Problem details: Retype all material exactly. Pictures stay out of the copy.

Dataset:
■ ■ ■ ■ ■

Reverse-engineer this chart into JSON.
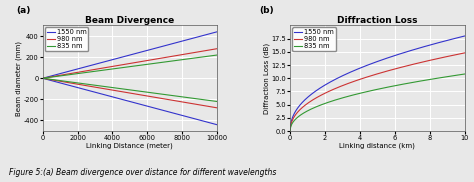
{
  "panel_a": {
    "title": "Beam Divergence",
    "label": "(a)",
    "xlabel": "Linking Distance (meter)",
    "ylabel": "Beam diameter (mm)",
    "xlim": [
      0,
      10000
    ],
    "ylim": [
      -500,
      500
    ],
    "yticks": [
      -400,
      -200,
      0,
      200,
      400
    ],
    "xticks": [
      0,
      2000,
      4000,
      6000,
      8000,
      10000
    ],
    "xtick_labels": [
      "0",
      "2000",
      "4000",
      "6000",
      "8000",
      "10000"
    ],
    "colors": [
      "#3333cc",
      "#cc3333",
      "#339933"
    ],
    "labels": [
      "1550 nm",
      "980 nm",
      "835 nm"
    ],
    "slopes": [
      0.044,
      0.028,
      0.022
    ]
  },
  "panel_b": {
    "title": "Diffraction Loss",
    "label": "(b)",
    "xlabel": "Linking distance (km)",
    "ylabel": "Diffraction Loss (dB)",
    "xlim": [
      0,
      10
    ],
    "ylim": [
      0,
      20
    ],
    "yticks": [
      0.0,
      2.5,
      5.0,
      7.5,
      10.0,
      12.5,
      15.0,
      17.5
    ],
    "xticks": [
      0,
      2,
      4,
      6,
      8,
      10
    ],
    "colors": [
      "#3333cc",
      "#cc3333",
      "#339933"
    ],
    "labels": [
      "1550 nm",
      "980 nm",
      "835 nm"
    ],
    "k_values": [
      18.0,
      14.8,
      10.8
    ],
    "curve_shape": 0.45
  },
  "fig_caption": "Figure 5:(a) Beam divergence over distance for different wavelengths",
  "bg_color": "#e8e8e8",
  "plot_bg": "#e8e8e8",
  "grid_color": "#ffffff",
  "title_fontsize": 6.5,
  "label_fontsize": 5.0,
  "tick_fontsize": 4.8,
  "legend_fontsize": 4.8,
  "caption_fontsize": 5.5
}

■ ■ ■ ■ ■

Task response:
Reverse-engineer this chart into JSON.
{
  "panel_a": {
    "title": "Beam Divergence",
    "label": "(a)",
    "xlabel": "Linking Distance (meter)",
    "ylabel": "Beam diameter (mm)",
    "xlim": [
      0,
      10000
    ],
    "ylim": [
      -500,
      500
    ],
    "yticks": [
      -400,
      -200,
      0,
      200,
      400
    ],
    "xticks": [
      0,
      2000,
      4000,
      6000,
      8000,
      10000
    ],
    "xtick_labels": [
      "0",
      "2000",
      "4000",
      "6000",
      "8000",
      "10000"
    ],
    "colors": [
      "#3333cc",
      "#cc3333",
      "#339933"
    ],
    "labels": [
      "1550 nm",
      "980 nm",
      "835 nm"
    ],
    "slopes": [
      0.044,
      0.028,
      0.022
    ]
  },
  "panel_b": {
    "title": "Diffraction Loss",
    "label": "(b)",
    "xlabel": "Linking distance (km)",
    "ylabel": "Diffraction Loss (dB)",
    "xlim": [
      0,
      10
    ],
    "ylim": [
      0,
      20
    ],
    "yticks": [
      0.0,
      2.5,
      5.0,
      7.5,
      10.0,
      12.5,
      15.0,
      17.5
    ],
    "xticks": [
      0,
      2,
      4,
      6,
      8,
      10
    ],
    "colors": [
      "#3333cc",
      "#cc3333",
      "#339933"
    ],
    "labels": [
      "1550 nm",
      "980 nm",
      "835 nm"
    ],
    "k_values": [
      18.0,
      14.8,
      10.8
    ],
    "curve_shape": 0.45
  },
  "fig_caption": "Figure 5:(a) Beam divergence over distance for different wavelengths",
  "bg_color": "#e8e8e8",
  "plot_bg": "#e8e8e8",
  "grid_color": "#ffffff",
  "title_fontsize": 6.5,
  "label_fontsize": 5.0,
  "tick_fontsize": 4.8,
  "legend_fontsize": 4.8,
  "caption_fontsize": 5.5
}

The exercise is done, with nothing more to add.